▶ _Task to carry out_
Look through the material below for "FinishMaster". Copy every line that contains it.

Collected data entries:
|---|

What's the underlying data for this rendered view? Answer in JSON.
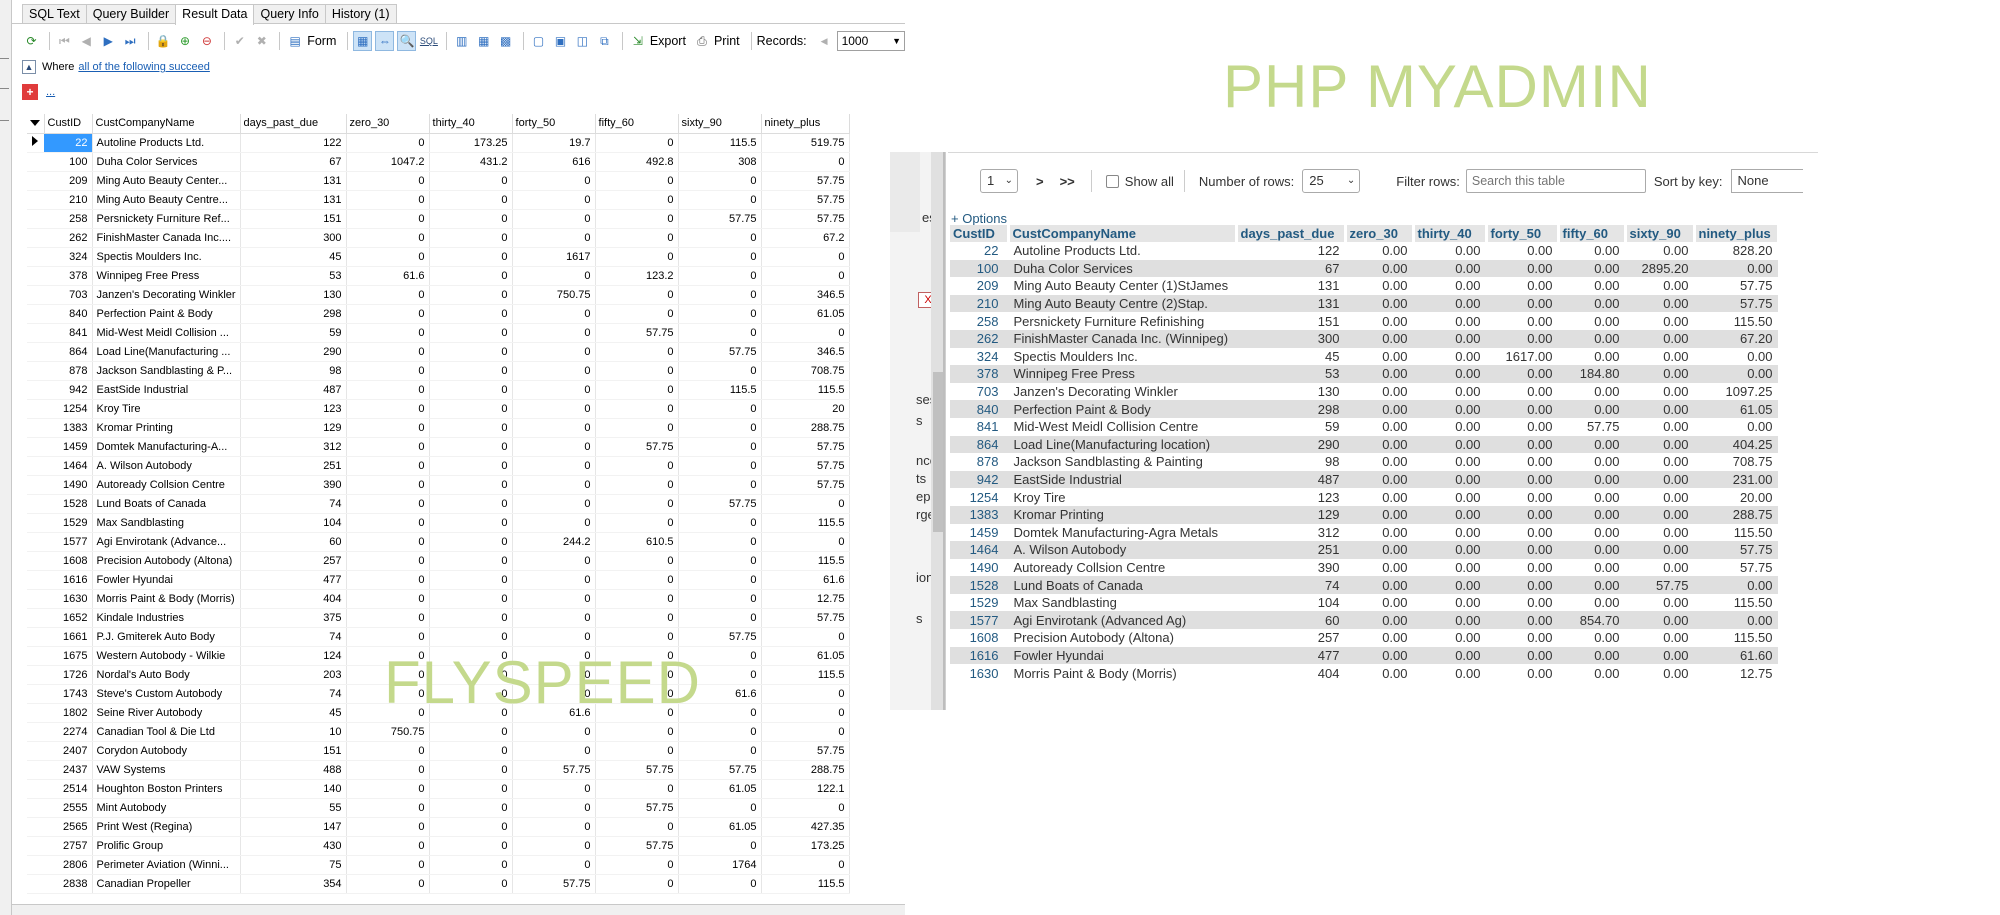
{
  "flyspeed": {
    "tabs": [
      "SQL Text",
      "Query Builder",
      "Result Data",
      "Query Info",
      "History (1)"
    ],
    "active_tab": "Result Data",
    "toolbar": {
      "form_label": "Form",
      "sql_label": "SQL",
      "export_label": "Export",
      "print_label": "Print",
      "records_label": "Records:",
      "records_value": "1000"
    },
    "filter": {
      "where_label": "Where",
      "condition_link": "all of the following succeed",
      "add_link": "..."
    },
    "columns": [
      "CustID",
      "CustCompanyName",
      "days_past_due",
      "zero_30",
      "thirty_40",
      "forty_50",
      "fifty_60",
      "sixty_90",
      "ninety_plus"
    ],
    "rows": [
      [
        "22",
        "Autoline Products Ltd.",
        "122",
        "0",
        "173.25",
        "19.7",
        "0",
        "115.5",
        "519.75"
      ],
      [
        "100",
        "Duha Color Services",
        "67",
        "1047.2",
        "431.2",
        "616",
        "492.8",
        "308",
        "0"
      ],
      [
        "209",
        "Ming Auto Beauty Center...",
        "131",
        "0",
        "0",
        "0",
        "0",
        "0",
        "57.75"
      ],
      [
        "210",
        "Ming Auto Beauty Centre...",
        "131",
        "0",
        "0",
        "0",
        "0",
        "0",
        "57.75"
      ],
      [
        "258",
        "Persnickety Furniture Ref...",
        "151",
        "0",
        "0",
        "0",
        "0",
        "57.75",
        "57.75"
      ],
      [
        "262",
        "FinishMaster Canada Inc....",
        "300",
        "0",
        "0",
        "0",
        "0",
        "0",
        "67.2"
      ],
      [
        "324",
        "Spectis Moulders Inc.",
        "45",
        "0",
        "0",
        "1617",
        "0",
        "0",
        "0"
      ],
      [
        "378",
        "Winnipeg Free Press",
        "53",
        "61.6",
        "0",
        "0",
        "123.2",
        "0",
        "0"
      ],
      [
        "703",
        "Janzen's Decorating Winkler",
        "130",
        "0",
        "0",
        "750.75",
        "0",
        "0",
        "346.5"
      ],
      [
        "840",
        "Perfection Paint & Body",
        "298",
        "0",
        "0",
        "0",
        "0",
        "0",
        "61.05"
      ],
      [
        "841",
        "Mid-West Meidl Collision ...",
        "59",
        "0",
        "0",
        "0",
        "57.75",
        "0",
        "0"
      ],
      [
        "864",
        "Load Line(Manufacturing ...",
        "290",
        "0",
        "0",
        "0",
        "0",
        "57.75",
        "346.5"
      ],
      [
        "878",
        "Jackson Sandblasting & P...",
        "98",
        "0",
        "0",
        "0",
        "0",
        "0",
        "708.75"
      ],
      [
        "942",
        "EastSide Industrial",
        "487",
        "0",
        "0",
        "0",
        "0",
        "115.5",
        "115.5"
      ],
      [
        "1254",
        "Kroy Tire",
        "123",
        "0",
        "0",
        "0",
        "0",
        "0",
        "20"
      ],
      [
        "1383",
        "Kromar Printing",
        "129",
        "0",
        "0",
        "0",
        "0",
        "0",
        "288.75"
      ],
      [
        "1459",
        "Domtek Manufacturing-A...",
        "312",
        "0",
        "0",
        "0",
        "57.75",
        "0",
        "57.75"
      ],
      [
        "1464",
        "A. Wilson Autobody",
        "251",
        "0",
        "0",
        "0",
        "0",
        "0",
        "57.75"
      ],
      [
        "1490",
        "Autoready Collsion Centre",
        "390",
        "0",
        "0",
        "0",
        "0",
        "0",
        "57.75"
      ],
      [
        "1528",
        "Lund Boats of Canada",
        "74",
        "0",
        "0",
        "0",
        "0",
        "57.75",
        "0"
      ],
      [
        "1529",
        "Max Sandblasting",
        "104",
        "0",
        "0",
        "0",
        "0",
        "0",
        "115.5"
      ],
      [
        "1577",
        "Agi Envirotank (Advance...",
        "60",
        "0",
        "0",
        "244.2",
        "610.5",
        "0",
        "0"
      ],
      [
        "1608",
        "Precision Autobody (Altona)",
        "257",
        "0",
        "0",
        "0",
        "0",
        "0",
        "115.5"
      ],
      [
        "1616",
        "Fowler Hyundai",
        "477",
        "0",
        "0",
        "0",
        "0",
        "0",
        "61.6"
      ],
      [
        "1630",
        "Morris Paint & Body (Morris)",
        "404",
        "0",
        "0",
        "0",
        "0",
        "0",
        "12.75"
      ],
      [
        "1652",
        "Kindale Industries",
        "375",
        "0",
        "0",
        "0",
        "0",
        "0",
        "57.75"
      ],
      [
        "1661",
        "P.J. Gmiterek Auto Body",
        "74",
        "0",
        "0",
        "0",
        "0",
        "57.75",
        "0"
      ],
      [
        "1675",
        "Western Autobody - Wilkie",
        "124",
        "0",
        "0",
        "0",
        "0",
        "0",
        "61.05"
      ],
      [
        "1726",
        "Nordal's Auto Body",
        "203",
        "0",
        "0",
        "0",
        "0",
        "0",
        "115.5"
      ],
      [
        "1743",
        "Steve's Custom Autobody",
        "74",
        "0",
        "0",
        "0",
        "0",
        "61.6",
        "0"
      ],
      [
        "1802",
        "Seine River Autobody",
        "45",
        "0",
        "0",
        "61.6",
        "0",
        "0",
        "0"
      ],
      [
        "2274",
        "Canadian Tool & Die Ltd",
        "10",
        "750.75",
        "0",
        "0",
        "0",
        "0",
        "0"
      ],
      [
        "2407",
        "Corydon Autobody",
        "151",
        "0",
        "0",
        "0",
        "0",
        "0",
        "57.75"
      ],
      [
        "2437",
        "VAW Systems",
        "488",
        "0",
        "0",
        "57.75",
        "57.75",
        "57.75",
        "288.75"
      ],
      [
        "2514",
        "Houghton Boston Printers",
        "140",
        "0",
        "0",
        "0",
        "0",
        "61.05",
        "122.1"
      ],
      [
        "2555",
        "Mint Autobody",
        "55",
        "0",
        "0",
        "0",
        "57.75",
        "0",
        "0"
      ],
      [
        "2565",
        "Print West (Regina)",
        "147",
        "0",
        "0",
        "0",
        "0",
        "61.05",
        "427.35"
      ],
      [
        "2757",
        "Prolific Group",
        "430",
        "0",
        "0",
        "0",
        "57.75",
        "0",
        "173.25"
      ],
      [
        "2806",
        "Perimeter Aviation (Winni...",
        "75",
        "0",
        "0",
        "0",
        "0",
        "1764",
        "0"
      ],
      [
        "2838",
        "Canadian Propeller",
        "354",
        "0",
        "0",
        "57.75",
        "0",
        "0",
        "115.5"
      ]
    ],
    "watermark": "FLYSPEED"
  },
  "phpmyadmin": {
    "watermark": "PHP MYADMIN",
    "nav": {
      "page_value": "1",
      "next": ">",
      "last": ">>",
      "show_all": "Show all",
      "rows_label": "Number of rows:",
      "rows_value": "25",
      "filter_label": "Filter rows:",
      "filter_placeholder": "Search this table",
      "sort_label": "Sort by key:",
      "sort_value": "None"
    },
    "sidebar_fragments": [
      "es",
      "X",
      "ses",
      "s",
      "nces",
      "ts",
      "eps",
      "rges",
      "ions",
      "s"
    ],
    "options_link": "+ Options",
    "columns": [
      "CustID",
      "CustCompanyName",
      "days_past_due",
      "zero_30",
      "thirty_40",
      "forty_50",
      "fifty_60",
      "sixty_90",
      "ninety_plus"
    ],
    "rows": [
      [
        "22",
        "Autoline Products Ltd.",
        "122",
        "0.00",
        "0.00",
        "0.00",
        "0.00",
        "0.00",
        "828.20"
      ],
      [
        "100",
        "Duha Color Services",
        "67",
        "0.00",
        "0.00",
        "0.00",
        "0.00",
        "2895.20",
        "0.00"
      ],
      [
        "209",
        "Ming Auto Beauty Center (1)StJames",
        "131",
        "0.00",
        "0.00",
        "0.00",
        "0.00",
        "0.00",
        "57.75"
      ],
      [
        "210",
        "Ming Auto Beauty Centre (2)Stap.",
        "131",
        "0.00",
        "0.00",
        "0.00",
        "0.00",
        "0.00",
        "57.75"
      ],
      [
        "258",
        "Persnickety Furniture Refinishing",
        "151",
        "0.00",
        "0.00",
        "0.00",
        "0.00",
        "0.00",
        "115.50"
      ],
      [
        "262",
        "FinishMaster Canada Inc. (Winnipeg)",
        "300",
        "0.00",
        "0.00",
        "0.00",
        "0.00",
        "0.00",
        "67.20"
      ],
      [
        "324",
        "Spectis Moulders Inc.",
        "45",
        "0.00",
        "0.00",
        "1617.00",
        "0.00",
        "0.00",
        "0.00"
      ],
      [
        "378",
        "Winnipeg Free Press",
        "53",
        "0.00",
        "0.00",
        "0.00",
        "184.80",
        "0.00",
        "0.00"
      ],
      [
        "703",
        "Janzen's Decorating Winkler",
        "130",
        "0.00",
        "0.00",
        "0.00",
        "0.00",
        "0.00",
        "1097.25"
      ],
      [
        "840",
        "Perfection Paint & Body",
        "298",
        "0.00",
        "0.00",
        "0.00",
        "0.00",
        "0.00",
        "61.05"
      ],
      [
        "841",
        "Mid-West Meidl Collision Centre",
        "59",
        "0.00",
        "0.00",
        "0.00",
        "57.75",
        "0.00",
        "0.00"
      ],
      [
        "864",
        "Load Line(Manufacturing location)",
        "290",
        "0.00",
        "0.00",
        "0.00",
        "0.00",
        "0.00",
        "404.25"
      ],
      [
        "878",
        "Jackson Sandblasting & Painting",
        "98",
        "0.00",
        "0.00",
        "0.00",
        "0.00",
        "0.00",
        "708.75"
      ],
      [
        "942",
        "EastSide Industrial",
        "487",
        "0.00",
        "0.00",
        "0.00",
        "0.00",
        "0.00",
        "231.00"
      ],
      [
        "1254",
        "Kroy Tire",
        "123",
        "0.00",
        "0.00",
        "0.00",
        "0.00",
        "0.00",
        "20.00"
      ],
      [
        "1383",
        "Kromar Printing",
        "129",
        "0.00",
        "0.00",
        "0.00",
        "0.00",
        "0.00",
        "288.75"
      ],
      [
        "1459",
        "Domtek Manufacturing-Agra Metals",
        "312",
        "0.00",
        "0.00",
        "0.00",
        "0.00",
        "0.00",
        "115.50"
      ],
      [
        "1464",
        "A. Wilson Autobody",
        "251",
        "0.00",
        "0.00",
        "0.00",
        "0.00",
        "0.00",
        "57.75"
      ],
      [
        "1490",
        "Autoready Collsion Centre",
        "390",
        "0.00",
        "0.00",
        "0.00",
        "0.00",
        "0.00",
        "57.75"
      ],
      [
        "1528",
        "Lund Boats of Canada",
        "74",
        "0.00",
        "0.00",
        "0.00",
        "0.00",
        "57.75",
        "0.00"
      ],
      [
        "1529",
        "Max Sandblasting",
        "104",
        "0.00",
        "0.00",
        "0.00",
        "0.00",
        "0.00",
        "115.50"
      ],
      [
        "1577",
        "Agi Envirotank (Advanced Ag)",
        "60",
        "0.00",
        "0.00",
        "0.00",
        "854.70",
        "0.00",
        "0.00"
      ],
      [
        "1608",
        "Precision Autobody (Altona)",
        "257",
        "0.00",
        "0.00",
        "0.00",
        "0.00",
        "0.00",
        "115.50"
      ],
      [
        "1616",
        "Fowler Hyundai",
        "477",
        "0.00",
        "0.00",
        "0.00",
        "0.00",
        "0.00",
        "61.60"
      ],
      [
        "1630",
        "Morris Paint & Body (Morris)",
        "404",
        "0.00",
        "0.00",
        "0.00",
        "0.00",
        "0.00",
        "12.75"
      ]
    ]
  }
}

|---|

▶ _Answer to the task_
        "FinishMaster Canada Inc....",
        "FinishMaster Canada Inc. (Winnipeg)",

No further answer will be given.